What to work on => Transcribe all of the material below word for word and leave out its pictures.
Provided records start
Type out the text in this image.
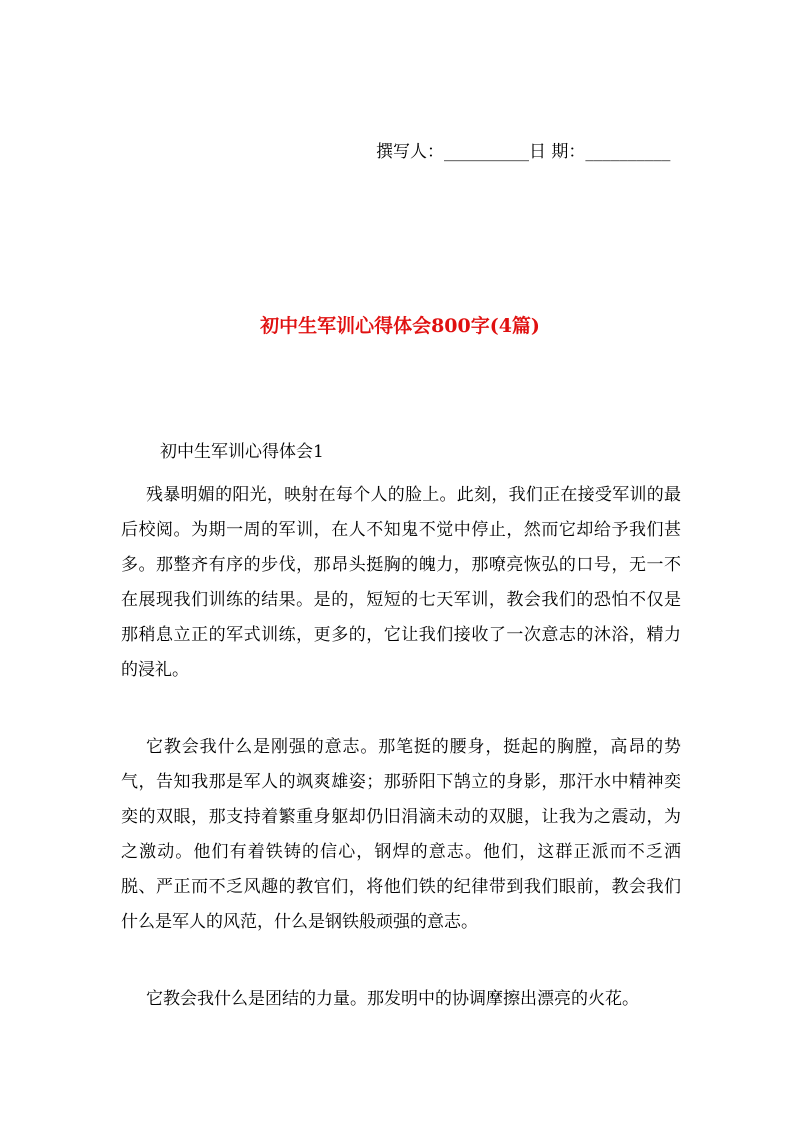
撰写人：__________日 期：__________
初中生军训心得体会800字(4篇)
初中生军训心得体会1

残暴明媚的阳光，映射在每个人的脸上。此刻，我们正在接受军训的最后校阅。为期一周的军训，在人不知鬼不觉中停止，然而它却给予我们甚多。那整齐有序的步伐，那昂头挺胸的魄力，那嘹亮恢弘的口号，无一不在展现我们训练的结果。是的，短短的七天军训，教会我们的恐怕不仅是那稍息立正的军式训练，更多的，它让我们接收了一次意志的沐浴，精力的浸礼。

它教会我什么是刚强的意志。那笔挺的腰身，挺起的胸膛，高昂的势气，告知我那是军人的飒爽雄姿；那骄阳下鹄立的身影，那汗水中精神奕奕的双眼，那支持着繁重身躯却仍旧涓滴未动的双腿，让我为之震动，为之激动。他们有着铁铸的信心，钢焊的意志。他们，这群正派而不乏洒脱、严正而不乏风趣的教官们，将他们铁的纪律带到我们眼前，教会我们什么是军人的风范，什么是钢铁般顽强的意志。

它教会我什么是团结的力量。那发明中的协调摩擦出漂亮的火花。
Provided records end
Final answer =>
Type out the text in this image.
撰写人：__________日 期：__________
初中生军训心得体会800字(4篇)
初中生军训心得体会1

残暴明媚的阳光，映射在每个人的脸上。此刻，我们正在接受军训的最后校阅。为期一周的军训，在人不知鬼不觉中停止，然而它却给予我们甚多。那整齐有序的步伐，那昂头挺胸的魄力，那嘹亮恢弘的口号，无一不在展现我们训练的结果。是的，短短的七天军训，教会我们的恐怕不仅是那稍息立正的军式训练，更多的，它让我们接收了一次意志的沐浴，精力的浸礼。

它教会我什么是刚强的意志。那笔挺的腰身，挺起的胸膛，高昂的势气，告知我那是军人的飒爽雄姿；那骄阳下鹄立的身影，那汗水中精神奕奕的双眼，那支持着繁重身躯却仍旧涓滴未动的双腿，让我为之震动，为之激动。他们有着铁铸的信心，钢焊的意志。他们，这群正派而不乏洒脱、严正而不乏风趣的教官们，将他们铁的纪律带到我们眼前，教会我们什么是军人的风范，什么是钢铁般顽强的意志。

它教会我什么是团结的力量。那发明中的协调摩擦出漂亮的火花。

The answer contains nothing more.